_AIM OF THE EXERCISE:_ Return every record verbatim.

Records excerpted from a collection

•••

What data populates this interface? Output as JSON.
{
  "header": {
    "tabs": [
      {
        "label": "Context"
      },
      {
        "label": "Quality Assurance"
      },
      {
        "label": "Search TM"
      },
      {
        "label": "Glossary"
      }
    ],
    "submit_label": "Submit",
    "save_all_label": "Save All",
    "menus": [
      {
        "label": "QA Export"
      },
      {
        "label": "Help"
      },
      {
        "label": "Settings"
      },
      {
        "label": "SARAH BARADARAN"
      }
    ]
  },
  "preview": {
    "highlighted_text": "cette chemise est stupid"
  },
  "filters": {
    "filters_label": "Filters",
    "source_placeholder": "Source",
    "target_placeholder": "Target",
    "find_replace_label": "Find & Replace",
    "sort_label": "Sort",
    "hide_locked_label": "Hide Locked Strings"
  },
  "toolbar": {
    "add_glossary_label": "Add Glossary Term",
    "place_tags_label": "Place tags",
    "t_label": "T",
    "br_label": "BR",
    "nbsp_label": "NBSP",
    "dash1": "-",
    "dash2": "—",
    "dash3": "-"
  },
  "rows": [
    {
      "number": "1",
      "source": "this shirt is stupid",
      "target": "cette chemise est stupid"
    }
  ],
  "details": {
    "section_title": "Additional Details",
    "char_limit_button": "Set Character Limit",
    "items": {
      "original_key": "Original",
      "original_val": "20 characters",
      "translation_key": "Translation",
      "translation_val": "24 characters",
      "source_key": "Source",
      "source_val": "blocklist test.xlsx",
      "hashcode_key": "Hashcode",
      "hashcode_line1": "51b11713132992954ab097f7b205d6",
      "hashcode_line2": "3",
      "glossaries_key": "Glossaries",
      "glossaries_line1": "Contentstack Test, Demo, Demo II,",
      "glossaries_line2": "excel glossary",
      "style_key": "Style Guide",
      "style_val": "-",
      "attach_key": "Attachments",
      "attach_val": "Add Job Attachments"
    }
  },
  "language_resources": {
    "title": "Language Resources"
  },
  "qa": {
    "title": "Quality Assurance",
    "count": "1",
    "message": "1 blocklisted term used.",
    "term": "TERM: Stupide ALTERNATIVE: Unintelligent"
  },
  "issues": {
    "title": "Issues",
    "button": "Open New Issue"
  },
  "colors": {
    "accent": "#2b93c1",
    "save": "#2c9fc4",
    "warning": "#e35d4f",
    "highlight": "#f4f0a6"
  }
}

•••

_THE ANSWER:_
What data populates this interface? Output as JSON.
{
  "header": {
    "tabs": [
      {
        "label": "Context"
      },
      {
        "label": "Quality Assurance"
      },
      {
        "label": "Search TM"
      },
      {
        "label": "Glossary"
      }
    ],
    "submit_label": "Submit",
    "save_all_label": "Save All",
    "menus": [
      {
        "label": "QA Export"
      },
      {
        "label": "Help"
      },
      {
        "label": "Settings"
      },
      {
        "label": "SARAH BARADARAN"
      }
    ]
  },
  "preview": {
    "highlighted_text": "cette chemise est stupid"
  },
  "filters": {
    "filters_label": "Filters",
    "source_placeholder": "Source",
    "target_placeholder": "Target",
    "find_replace_label": "Find & Replace",
    "sort_label": "Sort",
    "hide_locked_label": "Hide Locked Strings"
  },
  "toolbar": {
    "add_glossary_label": "Add Glossary Term",
    "place_tags_label": "Place tags",
    "t_label": "T",
    "br_label": "BR",
    "nbsp_label": "NBSP",
    "dash1": "-",
    "dash2": "—",
    "dash3": "-"
  },
  "rows": [
    {
      "number": "1",
      "source": "this shirt is stupid",
      "target": "cette chemise est stupid"
    }
  ],
  "details": {
    "section_title": "Additional Details",
    "char_limit_button": "Set Character Limit",
    "items": {
      "original_key": "Original",
      "original_val": "20 characters",
      "translation_key": "Translation",
      "translation_val": "24 characters",
      "source_key": "Source",
      "source_val": "blocklist test.xlsx",
      "hashcode_key": "Hashcode",
      "hashcode_line1": "51b11713132992954ab097f7b205d6",
      "hashcode_line2": "3",
      "glossaries_key": "Glossaries",
      "glossaries_line1": "Contentstack Test, Demo, Demo II,",
      "glossaries_line2": "excel glossary",
      "style_key": "Style Guide",
      "style_val": "-",
      "attach_key": "Attachments",
      "attach_val": "Add Job Attachments"
    }
  },
  "language_resources": {
    "title": "Language Resources"
  },
  "qa": {
    "title": "Quality Assurance",
    "count": "1",
    "message": "1 blocklisted term used.",
    "term": "TERM: Stupide ALTERNATIVE: Unintelligent"
  },
  "issues": {
    "title": "Issues",
    "button": "Open New Issue"
  },
  "colors": {
    "accent": "#2b93c1",
    "save": "#2c9fc4",
    "warning": "#e35d4f",
    "highlight": "#f4f0a6"
  }
}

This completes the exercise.